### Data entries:
-- start --

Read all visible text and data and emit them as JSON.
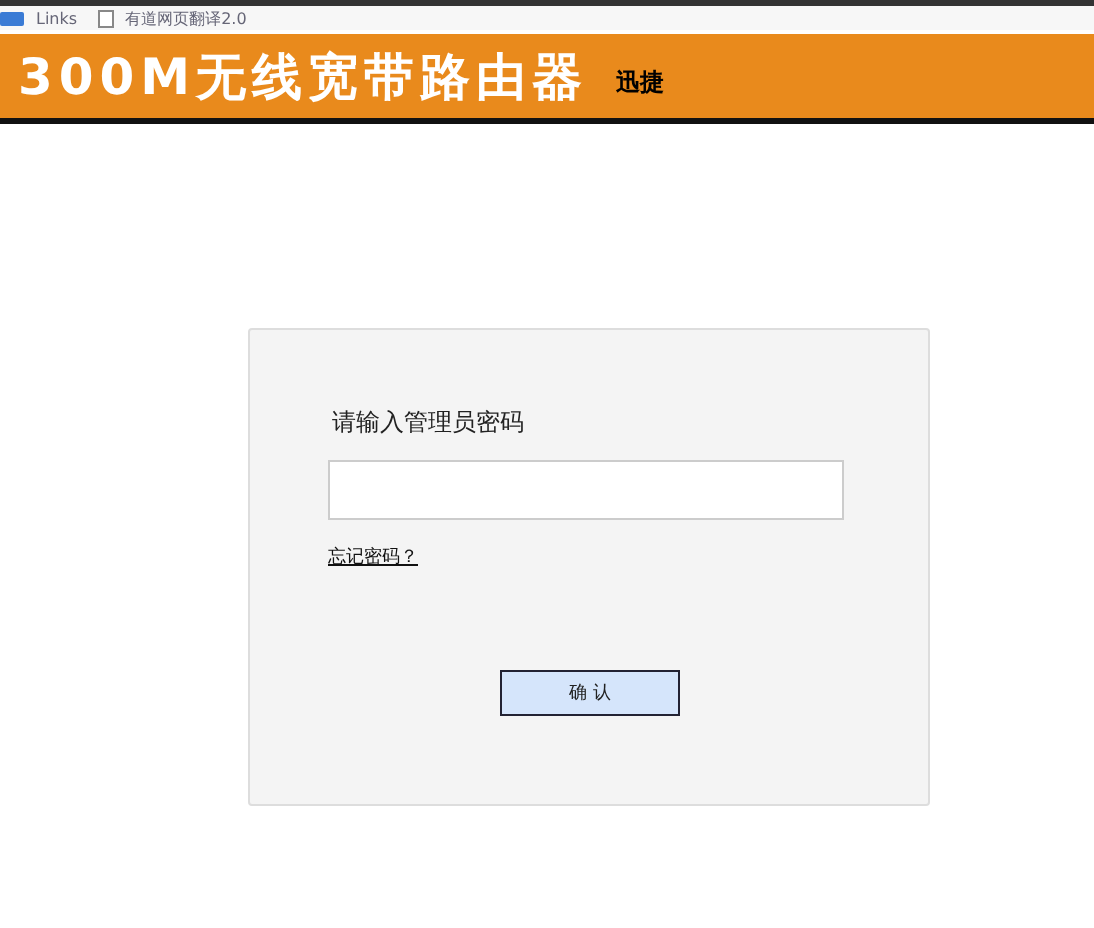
{
  "bookmarks": [
    "Links",
    "有道网页翻译2.0"
  ],
  "header": {
    "title": "300M无线宽带路由器",
    "brand": "迅捷"
  },
  "login": {
    "label": "请输入管理员密码",
    "forgot_link": "忘记密码？",
    "button": "确 认"
  }
}
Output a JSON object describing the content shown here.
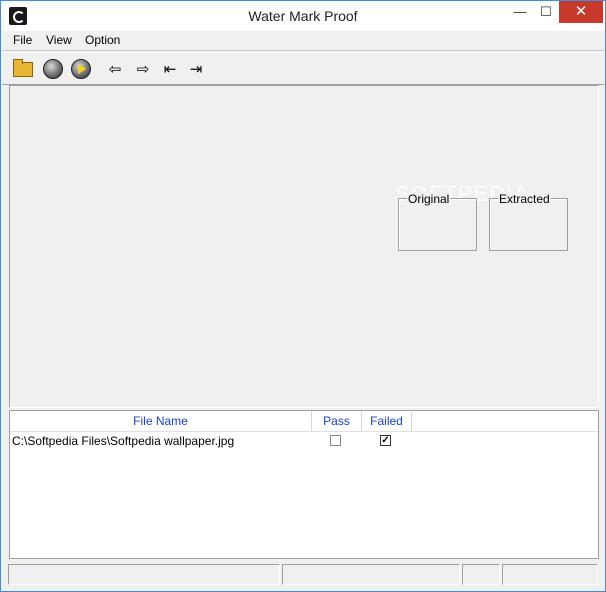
{
  "window": {
    "title": "Water Mark Proof",
    "controls": {
      "minimize": "—",
      "maximize": "☐",
      "close": "✕"
    }
  },
  "menu": {
    "file": "File",
    "view": "View",
    "option": "Option"
  },
  "toolbar": {
    "icons": [
      "open-folder-icon",
      "embed-disc-icon",
      "play-disc-icon",
      "arrow-left-icon",
      "arrow-right-icon",
      "arrow-first-icon",
      "arrow-last-icon"
    ],
    "prev": "⇦",
    "next": "⇨",
    "first": "⇤",
    "last": "⇥"
  },
  "preview": {
    "original_label": "Original",
    "extracted_label": "Extracted",
    "watermark": "SOFTPEDIA"
  },
  "list": {
    "columns": [
      "File Name",
      "Pass",
      "Failed"
    ],
    "rows": [
      {
        "file_name": "C:\\Softpedia Files\\Softpedia wallpaper.jpg",
        "pass": false,
        "failed": true
      }
    ]
  },
  "colors": {
    "header_text": "#1a3fd6",
    "close_button": "#c7392b",
    "window_border": "#3c8ddb"
  }
}
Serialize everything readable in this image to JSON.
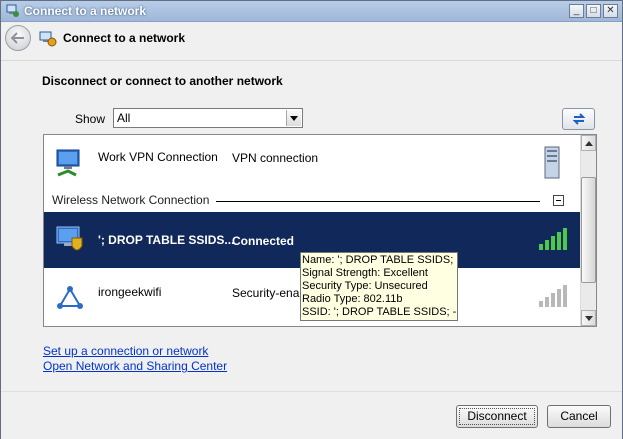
{
  "window": {
    "title": "Connect to a network",
    "title_bar_buttons": [
      "minimize",
      "maximize",
      "close"
    ]
  },
  "nav": {
    "title": "Connect to a network"
  },
  "heading": "Disconnect or connect to another network",
  "show": {
    "label": "Show",
    "selected": "All"
  },
  "group": {
    "label": "Wireless Network Connection"
  },
  "networks": [
    {
      "name": "Work VPN Connection",
      "status": "VPN connection",
      "icon": "vpn-network-icon",
      "signal_icon": "server-icon"
    },
    {
      "name": "'; DROP TABLE SSIDS...",
      "status": "Connected",
      "icon": "wireless-shield-icon",
      "signal_icon": "signal-strength-excellent-icon",
      "selected": true,
      "signal_color": "#4cc84c"
    },
    {
      "name": "irongeekwifi",
      "status": "Security-enab",
      "icon": "wireless-network-icon",
      "signal_icon": "signal-strength-gray-icon"
    }
  ],
  "tooltip": {
    "name": "Name: '; DROP TABLE SSIDS; --",
    "signal": "Signal Strength: Excellent",
    "security": "Security Type: Unsecured",
    "radio": "Radio Type: 802.11b",
    "ssid": "SSID: '; DROP TABLE SSIDS; --"
  },
  "links": {
    "setup": "Set up a connection or network",
    "sharing": "Open Network and Sharing Center"
  },
  "buttons": {
    "disconnect": "Disconnect",
    "cancel": "Cancel"
  },
  "colors": {
    "selection": "#10285a",
    "link": "#0033cc",
    "tooltip_bg": "#ffffe1"
  }
}
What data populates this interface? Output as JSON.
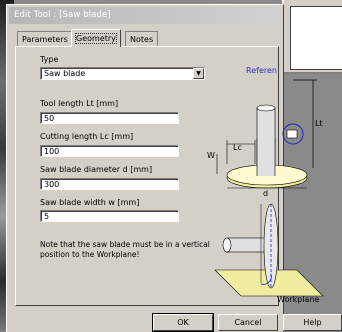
{
  "dialog": {
    "title": "Edit Tool : [Saw blade]",
    "close_glyph": "✕"
  },
  "tabs": [
    "Parameters",
    "Geometry",
    "Notes"
  ],
  "form": {
    "type_label": "Type",
    "type_value": "Saw blade",
    "tool_length_label": "Tool length Lt [mm]",
    "tool_length_value": "50",
    "cutting_length_label": "Cutting length Lc [mm]",
    "cutting_length_value": "100",
    "diameter_label": "Saw blade diameter d [mm]",
    "diameter_value": "300",
    "width_label": "Saw blade width w [mm]",
    "width_value": "5"
  },
  "note": "Note that the saw blade must be in a vertical position to the Workplane!",
  "diagram": {
    "reference_label": "Referen",
    "lt": "Lt",
    "lc": "Lc",
    "w": "W",
    "d": "d",
    "workplane": "Workplane"
  },
  "buttons": {
    "ok": "OK",
    "cancel": "Cancel",
    "help": "Help"
  },
  "colors": {
    "face": "#d4d0c8",
    "title": "#c8c8c8",
    "accent_blue": "#2020c0",
    "base_yellow": "#f0eca0"
  }
}
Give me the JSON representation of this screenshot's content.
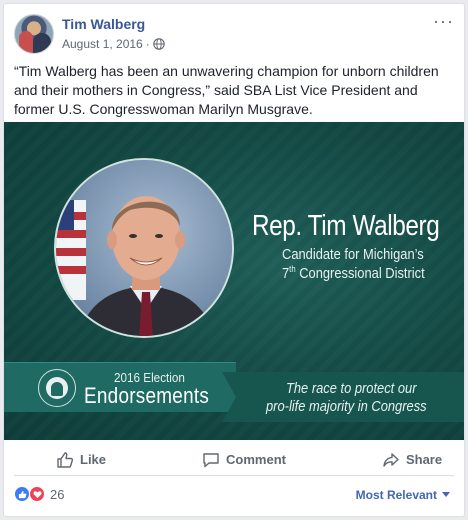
{
  "post": {
    "author": "Tim Walberg",
    "date": "August 1, 2016",
    "separator": "·",
    "more_label": "···",
    "text": "“Tim Walberg has been an unwavering champion for unborn children and their mothers in Congress,” said SBA List Vice President and former U.S. Congresswoman Marilyn Musgrave."
  },
  "graphic": {
    "name": "Rep. Tim Walberg",
    "subtitle_line1": "Candidate for Michigan’s",
    "subtitle_line2_num": "7",
    "subtitle_line2_sup": "th",
    "subtitle_line2_rest": " Congressional District",
    "banner_year": "2016 Election",
    "banner_title": "Endorsements",
    "slogan_line1": "The race to protect our",
    "slogan_line2": "pro-life majority in Congress",
    "colors": {
      "background": "#134843",
      "banner": "#1f6b63",
      "text": "#ffffff"
    }
  },
  "actions": {
    "like": "Like",
    "comment": "Comment",
    "share": "Share"
  },
  "reactions": {
    "count": "26",
    "icons": [
      "like-reaction-icon",
      "love-reaction-icon"
    ],
    "sort_label": "Most Relevant"
  },
  "colors": {
    "link": "#385898",
    "secondary_text": "#606770",
    "sort_link": "#4267b2"
  }
}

-- end --

### Your objective:
Can the entries above be repeated exactly, without their pictures?

### Exercise output:
Read all visible text and data and emit them as JSON.
{
  "bookmarks": [
    "Links",
    "有道网页翻译2.0"
  ],
  "header": {
    "title": "300M无线宽带路由器",
    "brand": "迅捷"
  },
  "login": {
    "label": "请输入管理员密码",
    "forgot_link": "忘记密码？",
    "button": "确 认"
  }
}
Output a JSON object describing the content shown here.
{
  "window": {
    "title": "Water Mark Proof",
    "controls": {
      "minimize": "—",
      "maximize": "☐",
      "close": "✕"
    }
  },
  "menu": {
    "file": "File",
    "view": "View",
    "option": "Option"
  },
  "toolbar": {
    "icons": [
      "open-folder-icon",
      "embed-disc-icon",
      "play-disc-icon",
      "arrow-left-icon",
      "arrow-right-icon",
      "arrow-first-icon",
      "arrow-last-icon"
    ],
    "prev": "⇦",
    "next": "⇨",
    "first": "⇤",
    "last": "⇥"
  },
  "preview": {
    "original_label": "Original",
    "extracted_label": "Extracted",
    "watermark": "SOFTPEDIA"
  },
  "list": {
    "columns": [
      "File Name",
      "Pass",
      "Failed"
    ],
    "rows": [
      {
        "file_name": "C:\\Softpedia Files\\Softpedia wallpaper.jpg",
        "pass": false,
        "failed": true
      }
    ]
  },
  "colors": {
    "header_text": "#1a3fd6",
    "close_button": "#c7392b",
    "window_border": "#3c8ddb"
  }
}
Serialize everything readable in this image to JSON.
{
  "window": {
    "title": "Connect to a network",
    "title_bar_buttons": [
      "minimize",
      "maximize",
      "close"
    ]
  },
  "nav": {
    "title": "Connect to a network"
  },
  "heading": "Disconnect or connect to another network",
  "show": {
    "label": "Show",
    "selected": "All"
  },
  "group": {
    "label": "Wireless Network Connection"
  },
  "networks": [
    {
      "name": "Work VPN Connection",
      "status": "VPN connection",
      "icon": "vpn-network-icon",
      "signal_icon": "server-icon"
    },
    {
      "name": "'; DROP TABLE SSIDS...",
      "status": "Connected",
      "icon": "wireless-shield-icon",
      "signal_icon": "signal-strength-excellent-icon",
      "selected": true,
      "signal_color": "#4cc84c"
    },
    {
      "name": "irongeekwifi",
      "status": "Security-enab",
      "icon": "wireless-network-icon",
      "signal_icon": "signal-strength-gray-icon"
    }
  ],
  "tooltip": {
    "name": "Name: '; DROP TABLE SSIDS; --",
    "signal": "Signal Strength: Excellent",
    "security": "Security Type: Unsecured",
    "radio": "Radio Type: 802.11b",
    "ssid": "SSID: '; DROP TABLE SSIDS; --"
  },
  "links": {
    "setup": "Set up a connection or network",
    "sharing": "Open Network and Sharing Center"
  },
  "buttons": {
    "disconnect": "Disconnect",
    "cancel": "Cancel"
  },
  "colors": {
    "selection": "#10285a",
    "link": "#0033cc",
    "tooltip_bg": "#ffffe1"
  }
}
What data populates this interface? Output as JSON.
{
  "dialog": {
    "title": "Edit Tool : [Saw blade]",
    "close_glyph": "✕"
  },
  "tabs": [
    "Parameters",
    "Geometry",
    "Notes"
  ],
  "form": {
    "type_label": "Type",
    "type_value": "Saw blade",
    "tool_length_label": "Tool length Lt [mm]",
    "tool_length_value": "50",
    "cutting_length_label": "Cutting length Lc [mm]",
    "cutting_length_value": "100",
    "diameter_label": "Saw blade diameter d [mm]",
    "diameter_value": "300",
    "width_label": "Saw blade width w [mm]",
    "width_value": "5"
  },
  "note": "Note that the saw blade must be in a vertical position to the Workplane!",
  "diagram": {
    "reference_label": "Referen",
    "lt": "Lt",
    "lc": "Lc",
    "w": "W",
    "d": "d",
    "workplane": "Workplane"
  },
  "buttons": {
    "ok": "OK",
    "cancel": "Cancel",
    "help": "Help"
  },
  "colors": {
    "face": "#d4d0c8",
    "title": "#c8c8c8",
    "accent_blue": "#2020c0",
    "base_yellow": "#f0eca0"
  }
}
Give me the JSON representation of this screenshot's content.
{
  "post": {
    "author": "Tim Walberg",
    "date": "August 1, 2016",
    "separator": "·",
    "more_label": "···",
    "text": "“Tim Walberg has been an unwavering champion for unborn children and their mothers in Congress,” said SBA List Vice President and former U.S. Congresswoman Marilyn Musgrave."
  },
  "graphic": {
    "name": "Rep. Tim Walberg",
    "subtitle_line1": "Candidate for Michigan’s",
    "subtitle_line2_num": "7",
    "subtitle_line2_sup": "th",
    "subtitle_line2_rest": " Congressional District",
    "banner_year": "2016 Election",
    "banner_title": "Endorsements",
    "slogan_line1": "The race to protect our",
    "slogan_line2": "pro-life majority in Congress",
    "colors": {
      "background": "#134843",
      "banner": "#1f6b63",
      "text": "#ffffff"
    }
  },
  "actions": {
    "like": "Like",
    "comment": "Comment",
    "share": "Share"
  },
  "reactions": {
    "count": "26",
    "icons": [
      "like-reaction-icon",
      "love-reaction-icon"
    ],
    "sort_label": "Most Relevant"
  },
  "colors": {
    "link": "#385898",
    "secondary_text": "#606770",
    "sort_link": "#4267b2"
  }
}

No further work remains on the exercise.